▶ [SUPPLIED DATA]:
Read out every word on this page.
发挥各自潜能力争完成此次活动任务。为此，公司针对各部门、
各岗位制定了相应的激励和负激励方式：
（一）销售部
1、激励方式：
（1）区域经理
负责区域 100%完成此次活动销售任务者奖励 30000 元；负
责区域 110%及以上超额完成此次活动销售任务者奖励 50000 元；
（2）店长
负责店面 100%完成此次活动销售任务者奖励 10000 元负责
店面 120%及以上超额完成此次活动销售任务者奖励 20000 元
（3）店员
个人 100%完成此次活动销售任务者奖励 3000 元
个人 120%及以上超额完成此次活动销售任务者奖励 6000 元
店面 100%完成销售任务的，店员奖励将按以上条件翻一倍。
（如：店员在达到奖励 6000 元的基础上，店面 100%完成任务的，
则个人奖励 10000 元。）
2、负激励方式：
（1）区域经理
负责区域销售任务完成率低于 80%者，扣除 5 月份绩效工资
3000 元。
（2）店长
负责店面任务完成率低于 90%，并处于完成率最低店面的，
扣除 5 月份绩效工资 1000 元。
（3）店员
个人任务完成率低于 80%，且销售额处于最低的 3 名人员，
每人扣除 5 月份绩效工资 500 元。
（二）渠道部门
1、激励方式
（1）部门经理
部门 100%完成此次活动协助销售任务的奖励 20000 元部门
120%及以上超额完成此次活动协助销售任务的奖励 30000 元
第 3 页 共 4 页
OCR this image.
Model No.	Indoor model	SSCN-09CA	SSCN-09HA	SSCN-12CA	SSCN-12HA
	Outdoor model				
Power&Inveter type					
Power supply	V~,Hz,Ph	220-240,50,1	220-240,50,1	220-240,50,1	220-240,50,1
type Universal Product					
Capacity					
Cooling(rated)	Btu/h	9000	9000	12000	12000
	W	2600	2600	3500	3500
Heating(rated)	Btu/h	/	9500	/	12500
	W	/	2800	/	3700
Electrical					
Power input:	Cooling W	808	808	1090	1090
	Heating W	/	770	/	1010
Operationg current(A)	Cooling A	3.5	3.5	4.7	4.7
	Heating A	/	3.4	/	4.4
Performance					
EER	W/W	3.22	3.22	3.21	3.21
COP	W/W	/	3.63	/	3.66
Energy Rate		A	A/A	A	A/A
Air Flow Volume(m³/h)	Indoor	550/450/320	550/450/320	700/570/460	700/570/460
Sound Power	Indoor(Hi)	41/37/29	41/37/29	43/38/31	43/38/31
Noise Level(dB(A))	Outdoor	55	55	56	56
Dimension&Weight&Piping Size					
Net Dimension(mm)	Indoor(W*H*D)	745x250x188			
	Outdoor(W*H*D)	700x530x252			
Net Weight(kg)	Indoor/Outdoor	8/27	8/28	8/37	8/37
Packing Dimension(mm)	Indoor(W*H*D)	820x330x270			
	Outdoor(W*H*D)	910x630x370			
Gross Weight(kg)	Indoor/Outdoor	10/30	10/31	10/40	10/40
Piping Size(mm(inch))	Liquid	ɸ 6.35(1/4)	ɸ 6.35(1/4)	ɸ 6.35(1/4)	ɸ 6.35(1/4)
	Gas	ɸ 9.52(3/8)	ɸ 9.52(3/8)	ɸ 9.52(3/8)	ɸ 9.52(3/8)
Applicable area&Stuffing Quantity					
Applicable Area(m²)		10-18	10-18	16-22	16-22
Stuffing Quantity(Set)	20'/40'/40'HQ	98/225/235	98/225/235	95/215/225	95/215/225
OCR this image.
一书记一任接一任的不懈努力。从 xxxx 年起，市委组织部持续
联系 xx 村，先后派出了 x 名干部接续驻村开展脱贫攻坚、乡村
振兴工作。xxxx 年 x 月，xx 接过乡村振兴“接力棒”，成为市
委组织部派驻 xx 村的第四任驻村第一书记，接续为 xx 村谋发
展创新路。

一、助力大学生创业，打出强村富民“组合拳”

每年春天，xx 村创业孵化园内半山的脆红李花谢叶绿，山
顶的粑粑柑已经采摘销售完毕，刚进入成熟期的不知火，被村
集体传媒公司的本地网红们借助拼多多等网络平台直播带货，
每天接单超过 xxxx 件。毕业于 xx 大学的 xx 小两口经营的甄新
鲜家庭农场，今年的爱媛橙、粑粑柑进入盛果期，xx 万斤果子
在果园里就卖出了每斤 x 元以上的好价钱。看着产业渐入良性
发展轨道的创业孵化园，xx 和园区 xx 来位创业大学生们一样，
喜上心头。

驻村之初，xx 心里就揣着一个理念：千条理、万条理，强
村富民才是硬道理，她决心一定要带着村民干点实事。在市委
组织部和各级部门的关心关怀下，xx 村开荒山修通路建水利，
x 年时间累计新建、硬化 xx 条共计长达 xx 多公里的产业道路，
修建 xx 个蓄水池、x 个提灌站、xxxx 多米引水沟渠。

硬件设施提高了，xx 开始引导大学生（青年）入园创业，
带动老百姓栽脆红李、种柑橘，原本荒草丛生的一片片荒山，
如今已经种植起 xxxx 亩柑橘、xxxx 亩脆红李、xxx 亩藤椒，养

▶ [PROBLEM]: Take the lines above and print them exactly.

▶ [ANSWER FOR THE TASK]:
Read out every word on this page.
发挥各自潜能力争完成此次活动任务。为此，公司针对各部门、
各岗位制定了相应的激励和负激励方式：
（一）销售部
1、激励方式：
（1）区域经理
负责区域 100%完成此次活动销售任务者奖励 30000 元；负
责区域 110%及以上超额完成此次活动销售任务者奖励 50000 元；
（2）店长
负责店面 100%完成此次活动销售任务者奖励 10000 元负责
店面 120%及以上超额完成此次活动销售任务者奖励 20000 元
（3）店员
个人 100%完成此次活动销售任务者奖励 3000 元
个人 120%及以上超额完成此次活动销售任务者奖励 6000 元
店面 100%完成销售任务的，店员奖励将按以上条件翻一倍。
（如：店员在达到奖励 6000 元的基础上，店面 100%完成任务的，
则个人奖励 10000 元。）
2、负激励方式：
（1）区域经理
负责区域销售任务完成率低于 80%者，扣除 5 月份绩效工资
3000 元。
（2）店长
负责店面任务完成率低于 90%，并处于完成率最低店面的，
扣除 5 月份绩效工资 1000 元。
（3）店员
个人任务完成率低于 80%，且销售额处于最低的 3 名人员，
每人扣除 5 月份绩效工资 500 元。
（二）渠道部门
1、激励方式
（1）部门经理
部门 100%完成此次活动协助销售任务的奖励 20000 元部门
120%及以上超额完成此次活动协助销售任务的奖励 30000 元
第 3 页 共 4 页
OCR this image.
Model No.	Indoor model	SSCN-09CA	SSCN-09HA	SSCN-12CA	SSCN-12HA
	Outdoor model				
Power&Inveter type					
Power supply	V~,Hz,Ph	220-240,50,1	220-240,50,1	220-240,50,1	220-240,50,1
type Universal Product					
Capacity					
Cooling(rated)	Btu/h	9000	9000	12000	12000
	W	2600	2600	3500	3500
Heating(rated)	Btu/h	/	9500	/	12500
	W	/	2800	/	3700
Electrical					
Power input:	Cooling W	808	808	1090	1090
	Heating W	/	770	/	1010
Operationg current(A)	Cooling A	3.5	3.5	4.7	4.7
	Heating A	/	3.4	/	4.4
Performance					
EER	W/W	3.22	3.22	3.21	3.21
COP	W/W	/	3.63	/	3.66
Energy Rate		A	A/A	A	A/A
Air Flow Volume(m³/h)	Indoor	550/450/320	550/450/320	700/570/460	700/570/460
Sound Power	Indoor(Hi)	41/37/29	41/37/29	43/38/31	43/38/31
Noise Level(dB(A))	Outdoor	55	55	56	56
Dimension&Weight&Piping Size					
Net Dimension(mm)	Indoor(W*H*D)	745x250x188			
	Outdoor(W*H*D)	700x530x252			
Net Weight(kg)	Indoor/Outdoor	8/27	8/28	8/37	8/37
Packing Dimension(mm)	Indoor(W*H*D)	820x330x270			
	Outdoor(W*H*D)	910x630x370			
Gross Weight(kg)	Indoor/Outdoor	10/30	10/31	10/40	10/40
Piping Size(mm(inch))	Liquid	ɸ 6.35(1/4)	ɸ 6.35(1/4)	ɸ 6.35(1/4)	ɸ 6.35(1/4)
	Gas	ɸ 9.52(3/8)	ɸ 9.52(3/8)	ɸ 9.52(3/8)	ɸ 9.52(3/8)
Applicable area&Stuffing Quantity					
Applicable Area(m²)		10-18	10-18	16-22	16-22
Stuffing Quantity(Set)	20'/40'/40'HQ	98/225/235	98/225/235	95/215/225	95/215/225
OCR this image.
一书记一任接一任的不懈努力。从 xxxx 年起，市委组织部持续
联系 xx 村，先后派出了 x 名干部接续驻村开展脱贫攻坚、乡村
振兴工作。xxxx 年 x 月，xx 接过乡村振兴“接力棒”，成为市
委组织部派驻 xx 村的第四任驻村第一书记，接续为 xx 村谋发
展创新路。

一、助力大学生创业，打出强村富民“组合拳”

每年春天，xx 村创业孵化园内半山的脆红李花谢叶绿，山
顶的粑粑柑已经采摘销售完毕，刚进入成熟期的不知火，被村
集体传媒公司的本地网红们借助拼多多等网络平台直播带货，
每天接单超过 xxxx 件。毕业于 xx 大学的 xx 小两口经营的甄新
鲜家庭农场，今年的爱媛橙、粑粑柑进入盛果期，xx 万斤果子
在果园里就卖出了每斤 x 元以上的好价钱。看着产业渐入良性
发展轨道的创业孵化园，xx 和园区 xx 来位创业大学生们一样，
喜上心头。

驻村之初，xx 心里就揣着一个理念：千条理、万条理，强
村富民才是硬道理，她决心一定要带着村民干点实事。在市委
组织部和各级部门的关心关怀下，xx 村开荒山修通路建水利，
x 年时间累计新建、硬化 xx 条共计长达 xx 多公里的产业道路，
修建 xx 个蓄水池、x 个提灌站、xxxx 多米引水沟渠。

硬件设施提高了，xx 开始引导大学生（青年）入园创业，
带动老百姓栽脆红李、种柑橘，原本荒草丛生的一片片荒山，
如今已经种植起 xxxx 亩柑橘、xxxx 亩脆红李、xxx 亩藤椒，养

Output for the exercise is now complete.